Structured figure records:
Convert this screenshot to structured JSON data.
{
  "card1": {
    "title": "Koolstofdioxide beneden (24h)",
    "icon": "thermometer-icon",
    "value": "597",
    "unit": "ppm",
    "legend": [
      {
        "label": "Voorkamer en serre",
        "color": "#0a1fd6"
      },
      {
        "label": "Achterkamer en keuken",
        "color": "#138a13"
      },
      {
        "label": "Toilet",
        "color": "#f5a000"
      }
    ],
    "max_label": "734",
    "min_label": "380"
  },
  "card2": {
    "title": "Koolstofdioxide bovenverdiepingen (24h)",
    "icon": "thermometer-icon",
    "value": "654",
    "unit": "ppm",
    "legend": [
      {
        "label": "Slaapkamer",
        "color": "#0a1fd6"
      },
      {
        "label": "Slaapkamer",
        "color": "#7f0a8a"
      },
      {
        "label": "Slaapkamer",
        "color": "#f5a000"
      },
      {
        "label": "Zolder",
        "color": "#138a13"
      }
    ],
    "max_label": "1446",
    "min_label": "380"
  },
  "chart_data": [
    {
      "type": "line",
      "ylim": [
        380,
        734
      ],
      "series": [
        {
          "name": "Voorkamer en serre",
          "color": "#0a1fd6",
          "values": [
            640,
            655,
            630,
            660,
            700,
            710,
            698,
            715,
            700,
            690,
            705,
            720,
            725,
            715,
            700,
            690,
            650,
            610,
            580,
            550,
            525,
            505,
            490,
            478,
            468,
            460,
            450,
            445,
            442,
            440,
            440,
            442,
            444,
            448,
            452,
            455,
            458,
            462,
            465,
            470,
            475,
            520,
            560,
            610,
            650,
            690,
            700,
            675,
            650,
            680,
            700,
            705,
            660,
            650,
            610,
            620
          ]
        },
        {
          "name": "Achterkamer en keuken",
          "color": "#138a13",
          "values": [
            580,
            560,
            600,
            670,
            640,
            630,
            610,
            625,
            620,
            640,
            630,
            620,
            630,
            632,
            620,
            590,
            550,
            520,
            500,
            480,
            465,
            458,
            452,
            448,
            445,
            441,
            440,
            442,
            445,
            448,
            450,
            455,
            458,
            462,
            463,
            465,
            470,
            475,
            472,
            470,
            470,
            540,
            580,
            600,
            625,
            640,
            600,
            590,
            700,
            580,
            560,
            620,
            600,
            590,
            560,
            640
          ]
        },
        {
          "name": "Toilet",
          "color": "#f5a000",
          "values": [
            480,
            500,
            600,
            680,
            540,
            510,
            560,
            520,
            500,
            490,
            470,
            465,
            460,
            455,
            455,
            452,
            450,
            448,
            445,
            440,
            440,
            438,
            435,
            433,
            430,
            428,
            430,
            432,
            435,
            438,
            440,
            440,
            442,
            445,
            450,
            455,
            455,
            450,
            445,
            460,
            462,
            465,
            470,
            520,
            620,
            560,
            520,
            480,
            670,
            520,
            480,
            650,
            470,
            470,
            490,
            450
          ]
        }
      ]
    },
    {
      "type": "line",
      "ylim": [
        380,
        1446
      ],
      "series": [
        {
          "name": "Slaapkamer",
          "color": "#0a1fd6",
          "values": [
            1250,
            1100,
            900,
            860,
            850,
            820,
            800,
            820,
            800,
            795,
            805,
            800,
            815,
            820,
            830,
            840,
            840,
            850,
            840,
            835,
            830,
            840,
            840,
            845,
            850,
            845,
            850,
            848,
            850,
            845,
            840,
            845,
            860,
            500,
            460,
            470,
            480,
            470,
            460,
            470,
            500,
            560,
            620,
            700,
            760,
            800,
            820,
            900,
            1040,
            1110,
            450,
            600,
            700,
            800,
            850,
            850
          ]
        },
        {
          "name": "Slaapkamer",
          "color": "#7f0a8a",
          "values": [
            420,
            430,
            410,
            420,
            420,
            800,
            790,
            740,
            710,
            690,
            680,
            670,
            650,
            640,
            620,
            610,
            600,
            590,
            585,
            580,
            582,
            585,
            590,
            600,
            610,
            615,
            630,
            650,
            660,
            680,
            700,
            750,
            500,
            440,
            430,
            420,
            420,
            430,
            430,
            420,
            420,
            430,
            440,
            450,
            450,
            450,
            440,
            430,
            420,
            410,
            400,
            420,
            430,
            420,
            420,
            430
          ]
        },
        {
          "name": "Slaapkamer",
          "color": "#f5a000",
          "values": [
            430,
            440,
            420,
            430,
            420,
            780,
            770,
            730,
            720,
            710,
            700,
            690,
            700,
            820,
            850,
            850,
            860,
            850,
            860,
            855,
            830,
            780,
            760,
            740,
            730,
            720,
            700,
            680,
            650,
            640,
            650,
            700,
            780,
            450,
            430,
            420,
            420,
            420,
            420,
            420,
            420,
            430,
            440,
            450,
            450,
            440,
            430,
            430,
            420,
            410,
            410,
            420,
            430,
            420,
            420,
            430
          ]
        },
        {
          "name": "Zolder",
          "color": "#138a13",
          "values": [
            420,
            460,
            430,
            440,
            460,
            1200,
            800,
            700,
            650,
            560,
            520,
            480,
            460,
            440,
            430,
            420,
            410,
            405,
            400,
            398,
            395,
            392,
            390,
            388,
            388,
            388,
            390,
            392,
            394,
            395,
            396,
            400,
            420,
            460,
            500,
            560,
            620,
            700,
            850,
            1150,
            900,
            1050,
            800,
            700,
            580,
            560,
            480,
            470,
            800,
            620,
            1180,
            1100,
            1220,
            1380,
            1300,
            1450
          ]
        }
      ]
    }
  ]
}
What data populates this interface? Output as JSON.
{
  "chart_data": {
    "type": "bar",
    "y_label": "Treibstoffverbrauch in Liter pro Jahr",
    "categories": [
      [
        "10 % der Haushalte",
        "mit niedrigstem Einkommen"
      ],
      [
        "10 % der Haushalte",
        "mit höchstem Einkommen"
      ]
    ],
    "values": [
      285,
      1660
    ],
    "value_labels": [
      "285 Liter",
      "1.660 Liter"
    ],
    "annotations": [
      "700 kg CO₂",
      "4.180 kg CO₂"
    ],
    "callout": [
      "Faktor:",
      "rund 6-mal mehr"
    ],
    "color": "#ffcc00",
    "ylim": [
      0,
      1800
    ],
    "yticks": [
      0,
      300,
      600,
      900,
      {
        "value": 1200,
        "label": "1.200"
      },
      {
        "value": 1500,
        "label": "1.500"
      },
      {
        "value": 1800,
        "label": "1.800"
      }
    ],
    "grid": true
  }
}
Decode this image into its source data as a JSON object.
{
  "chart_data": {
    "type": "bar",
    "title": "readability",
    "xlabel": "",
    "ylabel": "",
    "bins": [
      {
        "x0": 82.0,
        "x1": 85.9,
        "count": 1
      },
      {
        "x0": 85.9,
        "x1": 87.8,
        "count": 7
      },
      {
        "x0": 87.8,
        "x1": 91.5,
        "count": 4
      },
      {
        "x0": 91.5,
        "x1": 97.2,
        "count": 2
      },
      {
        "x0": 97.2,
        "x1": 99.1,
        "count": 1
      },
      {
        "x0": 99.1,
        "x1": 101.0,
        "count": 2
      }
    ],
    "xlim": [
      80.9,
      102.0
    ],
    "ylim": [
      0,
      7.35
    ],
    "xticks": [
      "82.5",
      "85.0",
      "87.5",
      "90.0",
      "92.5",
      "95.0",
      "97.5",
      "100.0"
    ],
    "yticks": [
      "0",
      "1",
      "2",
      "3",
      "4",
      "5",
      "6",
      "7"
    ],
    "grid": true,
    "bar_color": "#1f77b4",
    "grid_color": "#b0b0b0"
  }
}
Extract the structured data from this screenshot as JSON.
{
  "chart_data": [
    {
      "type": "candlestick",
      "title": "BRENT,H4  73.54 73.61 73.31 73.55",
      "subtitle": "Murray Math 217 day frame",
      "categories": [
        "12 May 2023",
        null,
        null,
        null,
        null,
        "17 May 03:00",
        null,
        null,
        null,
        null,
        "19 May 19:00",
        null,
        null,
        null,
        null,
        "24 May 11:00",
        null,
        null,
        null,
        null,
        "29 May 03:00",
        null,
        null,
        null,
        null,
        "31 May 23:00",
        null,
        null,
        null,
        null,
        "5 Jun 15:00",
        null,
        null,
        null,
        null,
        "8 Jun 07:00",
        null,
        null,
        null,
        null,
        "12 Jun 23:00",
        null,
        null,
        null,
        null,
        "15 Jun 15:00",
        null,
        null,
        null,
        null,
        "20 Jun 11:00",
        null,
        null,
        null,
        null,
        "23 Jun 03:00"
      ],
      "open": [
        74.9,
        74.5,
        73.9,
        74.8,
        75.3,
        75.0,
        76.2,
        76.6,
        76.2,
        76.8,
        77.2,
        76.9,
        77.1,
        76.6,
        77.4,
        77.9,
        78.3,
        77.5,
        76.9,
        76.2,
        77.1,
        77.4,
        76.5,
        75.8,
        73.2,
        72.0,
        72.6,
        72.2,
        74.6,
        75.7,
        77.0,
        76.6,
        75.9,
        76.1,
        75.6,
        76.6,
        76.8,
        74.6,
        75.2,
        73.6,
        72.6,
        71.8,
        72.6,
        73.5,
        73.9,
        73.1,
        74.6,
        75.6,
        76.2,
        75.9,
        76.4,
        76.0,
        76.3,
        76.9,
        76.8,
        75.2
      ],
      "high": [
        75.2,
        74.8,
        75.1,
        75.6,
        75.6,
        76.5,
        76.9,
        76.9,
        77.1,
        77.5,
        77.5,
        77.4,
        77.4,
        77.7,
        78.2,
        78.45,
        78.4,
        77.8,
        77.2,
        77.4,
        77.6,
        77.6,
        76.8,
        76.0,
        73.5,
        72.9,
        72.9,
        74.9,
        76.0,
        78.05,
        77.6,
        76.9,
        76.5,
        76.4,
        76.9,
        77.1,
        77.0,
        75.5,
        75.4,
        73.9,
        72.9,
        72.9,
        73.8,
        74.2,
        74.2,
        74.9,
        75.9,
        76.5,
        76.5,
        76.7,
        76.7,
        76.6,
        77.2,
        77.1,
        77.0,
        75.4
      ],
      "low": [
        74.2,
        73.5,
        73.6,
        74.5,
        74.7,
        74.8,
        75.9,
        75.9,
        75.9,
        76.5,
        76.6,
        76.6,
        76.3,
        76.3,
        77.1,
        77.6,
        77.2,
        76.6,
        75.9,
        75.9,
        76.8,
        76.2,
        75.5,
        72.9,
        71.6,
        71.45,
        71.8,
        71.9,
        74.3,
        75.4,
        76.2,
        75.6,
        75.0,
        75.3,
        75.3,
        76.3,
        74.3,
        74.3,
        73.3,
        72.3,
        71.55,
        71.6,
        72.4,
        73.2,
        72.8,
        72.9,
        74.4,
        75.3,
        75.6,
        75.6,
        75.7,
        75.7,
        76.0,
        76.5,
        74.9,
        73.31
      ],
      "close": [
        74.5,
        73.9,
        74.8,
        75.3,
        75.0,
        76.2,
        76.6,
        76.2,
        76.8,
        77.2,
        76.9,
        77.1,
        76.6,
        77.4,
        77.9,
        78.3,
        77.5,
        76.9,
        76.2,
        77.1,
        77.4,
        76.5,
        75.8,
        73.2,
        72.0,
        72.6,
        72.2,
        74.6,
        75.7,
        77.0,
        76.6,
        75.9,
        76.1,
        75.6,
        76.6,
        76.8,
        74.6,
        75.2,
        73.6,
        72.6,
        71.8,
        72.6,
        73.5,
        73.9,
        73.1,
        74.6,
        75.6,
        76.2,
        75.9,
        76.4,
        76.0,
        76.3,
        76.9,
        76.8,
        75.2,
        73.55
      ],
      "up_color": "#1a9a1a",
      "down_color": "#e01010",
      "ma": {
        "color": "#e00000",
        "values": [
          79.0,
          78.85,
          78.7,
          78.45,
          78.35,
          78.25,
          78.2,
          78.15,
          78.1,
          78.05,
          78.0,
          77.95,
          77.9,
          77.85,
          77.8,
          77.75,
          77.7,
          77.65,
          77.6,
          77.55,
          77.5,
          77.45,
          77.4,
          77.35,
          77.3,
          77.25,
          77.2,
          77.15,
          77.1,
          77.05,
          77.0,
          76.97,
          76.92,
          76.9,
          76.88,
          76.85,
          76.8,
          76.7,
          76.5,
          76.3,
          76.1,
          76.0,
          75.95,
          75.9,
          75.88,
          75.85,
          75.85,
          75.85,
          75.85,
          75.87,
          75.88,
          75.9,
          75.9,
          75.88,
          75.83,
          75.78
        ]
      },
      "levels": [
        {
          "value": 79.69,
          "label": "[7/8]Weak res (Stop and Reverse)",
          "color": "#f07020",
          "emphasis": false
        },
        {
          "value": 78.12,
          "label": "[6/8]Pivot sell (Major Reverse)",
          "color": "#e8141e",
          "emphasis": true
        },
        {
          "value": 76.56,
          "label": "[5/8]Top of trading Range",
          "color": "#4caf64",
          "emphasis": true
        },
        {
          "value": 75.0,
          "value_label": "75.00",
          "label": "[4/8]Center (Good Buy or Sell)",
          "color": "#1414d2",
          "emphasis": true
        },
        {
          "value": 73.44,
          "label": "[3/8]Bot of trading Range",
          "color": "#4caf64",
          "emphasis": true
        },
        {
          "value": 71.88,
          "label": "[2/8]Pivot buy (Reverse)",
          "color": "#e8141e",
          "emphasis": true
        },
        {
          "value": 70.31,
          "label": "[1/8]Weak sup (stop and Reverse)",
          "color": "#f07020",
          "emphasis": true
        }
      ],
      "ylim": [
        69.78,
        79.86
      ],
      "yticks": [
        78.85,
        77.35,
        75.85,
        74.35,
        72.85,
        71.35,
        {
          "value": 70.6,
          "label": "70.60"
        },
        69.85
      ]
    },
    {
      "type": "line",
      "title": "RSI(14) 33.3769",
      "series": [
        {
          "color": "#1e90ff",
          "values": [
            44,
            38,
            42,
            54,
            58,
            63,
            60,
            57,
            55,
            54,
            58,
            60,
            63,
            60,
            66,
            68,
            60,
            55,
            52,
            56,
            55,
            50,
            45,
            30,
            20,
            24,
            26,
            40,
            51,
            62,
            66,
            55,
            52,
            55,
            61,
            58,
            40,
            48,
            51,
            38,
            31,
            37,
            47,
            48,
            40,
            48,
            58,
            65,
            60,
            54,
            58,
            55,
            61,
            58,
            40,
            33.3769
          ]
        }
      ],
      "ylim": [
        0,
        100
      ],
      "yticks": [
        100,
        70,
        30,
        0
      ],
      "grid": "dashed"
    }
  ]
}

GOAL: Pull out the lines above in which the word "screenshot" appears.

PROBLEM SOLUTION:
Convert this screenshot to structured JSON data.
Extract the structured data from this screenshot as JSON.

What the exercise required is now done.